Repeat the listing that follows, character for character, minus the pictures.

Task material:
* BEGIN *

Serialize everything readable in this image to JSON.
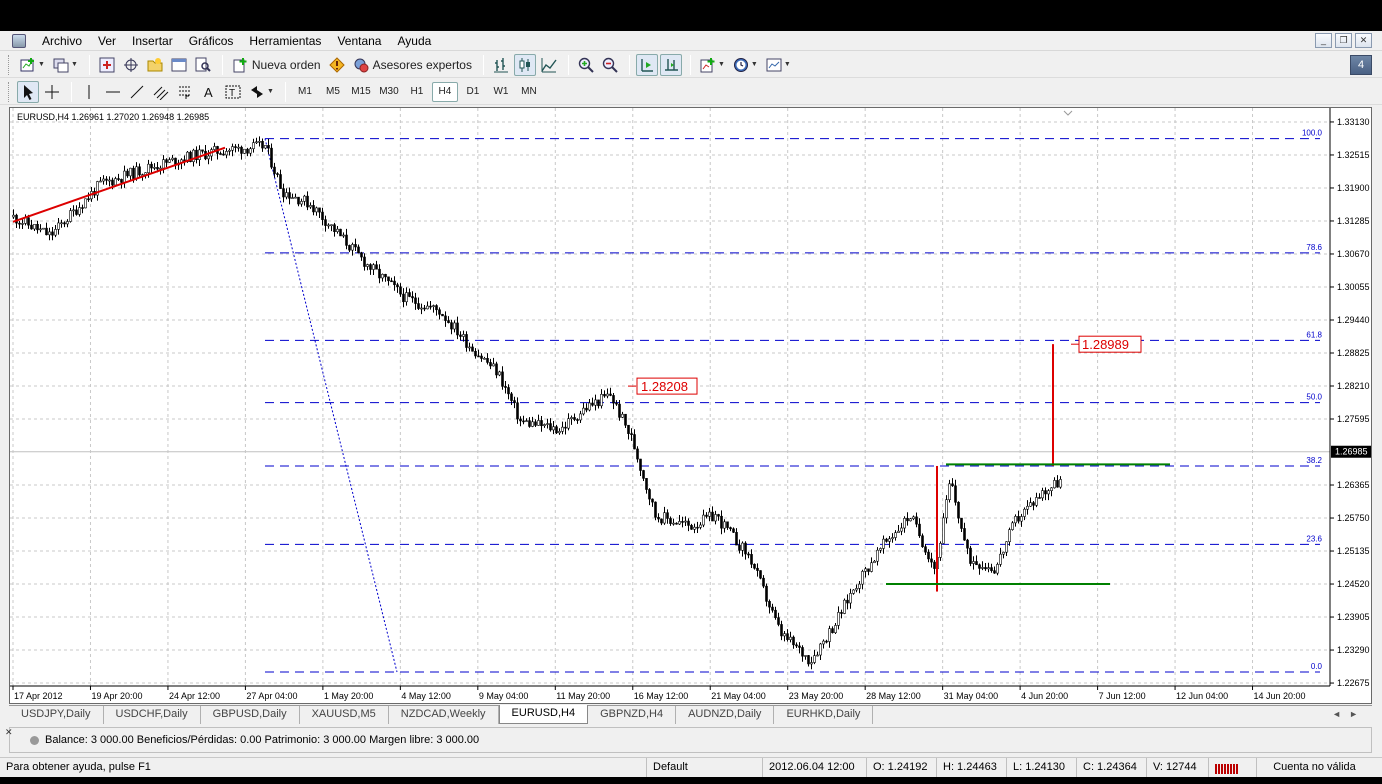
{
  "menu": {
    "items": [
      "Archivo",
      "Ver",
      "Insertar",
      "Gráficos",
      "Herramientas",
      "Ventana",
      "Ayuda"
    ]
  },
  "toolbar": {
    "new_order": "Nueva orden",
    "expert_advisors": "Asesores expertos",
    "timeframes": [
      "M1",
      "M5",
      "M15",
      "M30",
      "H1",
      "H4",
      "D1",
      "W1",
      "MN"
    ],
    "active_timeframe": "H4",
    "corner_badge": "4"
  },
  "chart": {
    "info": "EURUSD,H4  1.26961 1.27020 1.26948 1.26985",
    "current_price": "1.26985",
    "price_labels": [
      "1.33130",
      "1.32515",
      "1.31900",
      "1.31285",
      "1.30670",
      "1.30055",
      "1.29440",
      "1.28825",
      "1.28210",
      "1.27595",
      "1.26365",
      "1.25750",
      "1.25135",
      "1.24520",
      "1.23905",
      "1.23290",
      "1.22675"
    ],
    "time_labels": [
      "17 Apr 2012",
      "19 Apr 20:00",
      "24 Apr 12:00",
      "27 Apr 04:00",
      "1 May 20:00",
      "4 May 12:00",
      "9 May 04:00",
      "11 May 20:00",
      "16 May 12:00",
      "21 May 04:00",
      "23 May 20:00",
      "28 May 12:00",
      "31 May 04:00",
      "4 Jun 20:00",
      "7 Jun 12:00",
      "12 Jun 04:00",
      "14 Jun 20:00"
    ],
    "fib_levels": [
      "100.0",
      "78.6",
      "61.8",
      "50.0",
      "38.2",
      "23.6",
      "0.0"
    ],
    "annotations": {
      "price_a": "1.28208",
      "price_b": "1.28989"
    },
    "colors": {
      "trendline": "#dd0000",
      "fib": "#0000cc",
      "support": "#008000",
      "marker": "#dd0000"
    }
  },
  "chart_data": {
    "type": "candlestick",
    "title": "EURUSD,H4",
    "ylim": [
      1.2262,
      1.3339
    ],
    "grid": true,
    "fibonacci": [
      {
        "level": "100.0",
        "price": 1.3282
      },
      {
        "level": "78.6",
        "price": 1.3069
      },
      {
        "level": "61.8",
        "price": 1.2906
      },
      {
        "level": "50.0",
        "price": 1.279
      },
      {
        "level": "38.2",
        "price": 1.2672
      },
      {
        "level": "23.6",
        "price": 1.2526
      },
      {
        "level": "0.0",
        "price": 1.2288
      }
    ],
    "markers": [
      {
        "label": "1.28208",
        "price": 1.28208
      },
      {
        "label": "1.28989",
        "price": 1.28989
      }
    ]
  },
  "tabs": {
    "items": [
      "USDJPY,Daily",
      "USDCHF,Daily",
      "GBPUSD,Daily",
      "XAUUSD,M5",
      "NZDCAD,Weekly",
      "EURUSD,H4",
      "GBPNZD,H4",
      "AUDNZD,Daily",
      "EURHKD,Daily"
    ],
    "active_index": 5
  },
  "terminal": {
    "text": "Balance: 3 000.00  Beneficios/Pérdidas: 0.00  Patrimonio: 3 000.00  Margen libre: 3 000.00"
  },
  "status": {
    "help": "Para obtener ayuda, pulse F1",
    "profile": "Default",
    "datetime": "2012.06.04 12:00",
    "open": "O: 1.24192",
    "high": "H: 1.24463",
    "low": "L: 1.24130",
    "close": "C: 1.24364",
    "volume": "V: 12744",
    "account": "Cuenta no válida"
  }
}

* END *

Answer to the task:
Serialize everything readable in this image to JSON.
{
  "menu": {
    "items": [
      "Archivo",
      "Ver",
      "Insertar",
      "Gráficos",
      "Herramientas",
      "Ventana",
      "Ayuda"
    ]
  },
  "toolbar": {
    "new_order": "Nueva orden",
    "expert_advisors": "Asesores expertos",
    "timeframes": [
      "M1",
      "M5",
      "M15",
      "M30",
      "H1",
      "H4",
      "D1",
      "W1",
      "MN"
    ],
    "active_timeframe": "H4",
    "corner_badge": "4"
  },
  "chart": {
    "info": "EURUSD,H4  1.26961 1.27020 1.26948 1.26985",
    "current_price": "1.26985",
    "price_labels": [
      "1.33130",
      "1.32515",
      "1.31900",
      "1.31285",
      "1.30670",
      "1.30055",
      "1.29440",
      "1.28825",
      "1.28210",
      "1.27595",
      "1.26365",
      "1.25750",
      "1.25135",
      "1.24520",
      "1.23905",
      "1.23290",
      "1.22675"
    ],
    "time_labels": [
      "17 Apr 2012",
      "19 Apr 20:00",
      "24 Apr 12:00",
      "27 Apr 04:00",
      "1 May 20:00",
      "4 May 12:00",
      "9 May 04:00",
      "11 May 20:00",
      "16 May 12:00",
      "21 May 04:00",
      "23 May 20:00",
      "28 May 12:00",
      "31 May 04:00",
      "4 Jun 20:00",
      "7 Jun 12:00",
      "12 Jun 04:00",
      "14 Jun 20:00"
    ],
    "fib_levels": [
      "100.0",
      "78.6",
      "61.8",
      "50.0",
      "38.2",
      "23.6",
      "0.0"
    ],
    "annotations": {
      "price_a": "1.28208",
      "price_b": "1.28989"
    },
    "colors": {
      "trendline": "#dd0000",
      "fib": "#0000cc",
      "support": "#008000",
      "marker": "#dd0000"
    }
  },
  "chart_data": {
    "type": "candlestick",
    "title": "EURUSD,H4",
    "ylim": [
      1.2262,
      1.3339
    ],
    "grid": true,
    "fibonacci": [
      {
        "level": "100.0",
        "price": 1.3282
      },
      {
        "level": "78.6",
        "price": 1.3069
      },
      {
        "level": "61.8",
        "price": 1.2906
      },
      {
        "level": "50.0",
        "price": 1.279
      },
      {
        "level": "38.2",
        "price": 1.2672
      },
      {
        "level": "23.6",
        "price": 1.2526
      },
      {
        "level": "0.0",
        "price": 1.2288
      }
    ],
    "markers": [
      {
        "label": "1.28208",
        "price": 1.28208
      },
      {
        "label": "1.28989",
        "price": 1.28989
      }
    ]
  },
  "tabs": {
    "items": [
      "USDJPY,Daily",
      "USDCHF,Daily",
      "GBPUSD,Daily",
      "XAUUSD,M5",
      "NZDCAD,Weekly",
      "EURUSD,H4",
      "GBPNZD,H4",
      "AUDNZD,Daily",
      "EURHKD,Daily"
    ],
    "active_index": 5
  },
  "terminal": {
    "text": "Balance: 3 000.00  Beneficios/Pérdidas: 0.00  Patrimonio: 3 000.00  Margen libre: 3 000.00"
  },
  "status": {
    "help": "Para obtener ayuda, pulse F1",
    "profile": "Default",
    "datetime": "2012.06.04 12:00",
    "open": "O: 1.24192",
    "high": "H: 1.24463",
    "low": "L: 1.24130",
    "close": "C: 1.24364",
    "volume": "V: 12744",
    "account": "Cuenta no válida"
  }
}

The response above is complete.